Leave out the pictures and reproduce all of the data exactly.

:: Data for this exercise ::
------------------------------------------------------------------------
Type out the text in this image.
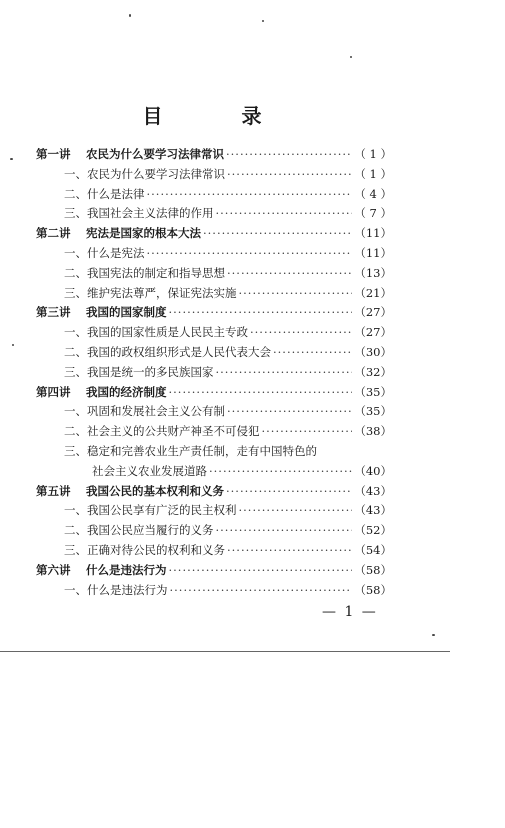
目 录
第一讲	农民为什么要学习法律常识 ·····	（ 1 ）
一、农民为什么要学习法律常识 ·····	（ 1 ）
二、什么是法律 ·····	（ 4 ）
三、我国社会主义法律的作用 ·····	（ 7 ）
第二讲	宪法是国家的根本大法 ·····	（11）
一、什么是宪法 ·····	（11）
二、我国宪法的制定和指导思想 ·····	（13）
三、维护宪法尊严，保证宪法实施 ·····	（21）
第三讲	我国的国家制度 ·····	（27）
一、我国的国家性质是人民民主专政 ·····	（27）
二、我国的政权组织形式是人民代表大会 ·····	（30）
三、我国是统一的多民族国家 ·····	（32）
第四讲	我国的经济制度 ·····	（35）
一、巩固和发展社会主义公有制 ·····	（35）
二、社会主义的公共财产神圣不可侵犯 ·····	（38）
三、稳定和完善农业生产责任制，走有中国特色的
社会主义农业发展道路 ·····	（40）
第五讲	我国公民的基本权利和义务 ·····	（43）
一、我国公民享有广泛的民主权利 ·····	（43）
二、我国公民应当履行的义务 ·····	（52）
三、正确对待公民的权利和义务 ·····	（54）
第六讲	什么是违法行为 ·····	（58）
一、什么是违法行为 ·····	（58）
— 1 —
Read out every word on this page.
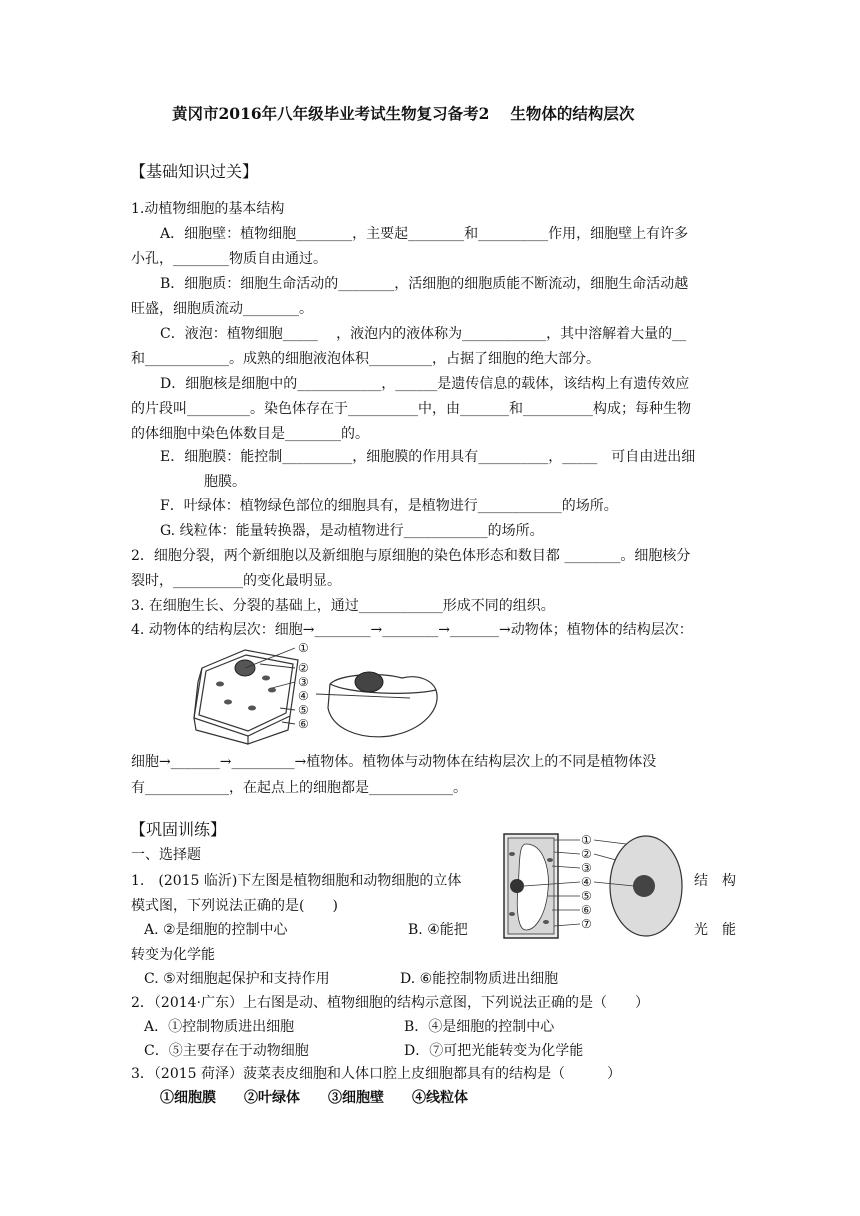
黄冈市2016年八年级毕业考试生物复习备考2　 生物体的结构层次
【基础知识过关】
1.动植物细胞的基本结构
A．细胞壁：植物细胞________，主要起________和__________作用，细胞壁上有许多
小孔，________物质自由通过。
B．细胞质：细胞生命活动的________，活细胞的细胞质能不断流动，细胞生命活动越
旺盛，细胞质流动________。
C．液泡：植物细胞_____　 ，液泡内的液体称为____________，其中溶解着大量的__
和____________。成熟的细胞液泡体积_________，占据了细胞的绝大部分。
D．细胞核是细胞中的____________，______是遗传信息的载体，该结构上有遗传效应
的片段叫_________。染色体存在于__________中，由_______和__________构成；每种生物
的体细胞中染色体数目是________的。
E．细胞膜：能控制__________，细胞膜的作用具有__________，_____　可自由进出细
胞膜。
F．叶绿体：植物绿色部位的细胞具有，是植物进行____________的场所。
G. 线粒体：能量转换器，是动植物进行____________的场所。
2．细胞分裂，两个新细胞以及新细胞与原细胞的染色体形态和数目都 ________。细胞核分
裂时，__________的变化最明显。
3. 在细胞生长、分裂的基础上，通过____________形成不同的组织。
4. 动物体的结构层次：细胞→________→________→_______→动物体；植物体的结构层次：
①
②
③
④
⑤
⑥
细胞→_______→_________→植物体。植物体与动物体在结构层次上的不同是植物体没
有____________，在起点上的细胞都是____________。
【巩固训练】
一、选择题
1.　(2015 临沂)下左图是植物细胞和动物细胞的立体	结　构
模式图，下列说法正确的是(　　)
A. ②是细胞的控制中心	B. ④能把	光　能
转变为化学能
①
②
③
④
⑤
⑥
⑦
C. ⑤对细胞起保护和支持作用	D. ⑥能控制物质进出细胞
2．（2014·广东）上右图是动、植物细胞的结构示意图，下列说法正确的是（　　）
A．①控制物质进出细胞	B．④是细胞的控制中心
C．⑤主要存在于动物细胞	D．⑦可把光能转变为化学能
3．（2015 荷泽）菠菜表皮细胞和人体口腔上皮细胞都具有的结构是（　　　）
①细胞膜　　②叶绿体　　③细胞壁　　④线粒体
------------------------------------------------------------------------
:: Answer to this exercise ::
Type out the text in this image.
目 录
第一讲	农民为什么要学习法律常识 ·····	（ 1 ）
一、农民为什么要学习法律常识 ·····	（ 1 ）
二、什么是法律 ·····	（ 4 ）
三、我国社会主义法律的作用 ·····	（ 7 ）
第二讲	宪法是国家的根本大法 ·····	（11）
一、什么是宪法 ·····	（11）
二、我国宪法的制定和指导思想 ·····	（13）
三、维护宪法尊严，保证宪法实施 ·····	（21）
第三讲	我国的国家制度 ·····	（27）
一、我国的国家性质是人民民主专政 ·····	（27）
二、我国的政权组织形式是人民代表大会 ·····	（30）
三、我国是统一的多民族国家 ·····	（32）
第四讲	我国的经济制度 ·····	（35）
一、巩固和发展社会主义公有制 ·····	（35）
二、社会主义的公共财产神圣不可侵犯 ·····	（38）
三、稳定和完善农业生产责任制，走有中国特色的
社会主义农业发展道路 ·····	（40）
第五讲	我国公民的基本权利和义务 ·····	（43）
一、我国公民享有广泛的民主权利 ·····	（43）
二、我国公民应当履行的义务 ·····	（52）
三、正确对待公民的权利和义务 ·····	（54）
第六讲	什么是违法行为 ·····	（58）
一、什么是违法行为 ·····	（58）
— 1 —
Read out every word on this page.
黄冈市2016年八年级毕业考试生物复习备考2　 生物体的结构层次
【基础知识过关】
1.动植物细胞的基本结构
A．细胞壁：植物细胞________，主要起________和__________作用，细胞壁上有许多
小孔，________物质自由通过。
B．细胞质：细胞生命活动的________，活细胞的细胞质能不断流动，细胞生命活动越
旺盛，细胞质流动________。
C．液泡：植物细胞_____　 ，液泡内的液体称为____________，其中溶解着大量的__
和____________。成熟的细胞液泡体积_________，占据了细胞的绝大部分。
D．细胞核是细胞中的____________，______是遗传信息的载体，该结构上有遗传效应
的片段叫_________。染色体存在于__________中，由_______和__________构成；每种生物
的体细胞中染色体数目是________的。
E．细胞膜：能控制__________，细胞膜的作用具有__________，_____　可自由进出细
胞膜。
F．叶绿体：植物绿色部位的细胞具有，是植物进行____________的场所。
G. 线粒体：能量转换器，是动植物进行____________的场所。
2．细胞分裂，两个新细胞以及新细胞与原细胞的染色体形态和数目都 ________。细胞核分
裂时，__________的变化最明显。
3. 在细胞生长、分裂的基础上，通过____________形成不同的组织。
4. 动物体的结构层次：细胞→________→________→_______→动物体；植物体的结构层次：
①
②
③
④
⑤
⑥
细胞→_______→_________→植物体。植物体与动物体在结构层次上的不同是植物体没
有____________，在起点上的细胞都是____________。
【巩固训练】
一、选择题
1.　(2015 临沂)下左图是植物细胞和动物细胞的立体	结　构
模式图，下列说法正确的是(　　)
A. ②是细胞的控制中心	B. ④能把	光　能
转变为化学能
①
②
③
④
⑤
⑥
⑦
C. ⑤对细胞起保护和支持作用	D. ⑥能控制物质进出细胞
2．（2014·广东）上右图是动、植物细胞的结构示意图，下列说法正确的是（　　）
A．①控制物质进出细胞	B．④是细胞的控制中心
C．⑤主要存在于动物细胞	D．⑦可把光能转变为化学能
3．（2015 荷泽）菠菜表皮细胞和人体口腔上皮细胞都具有的结构是（　　　）
①细胞膜　　②叶绿体　　③细胞壁　　④线粒体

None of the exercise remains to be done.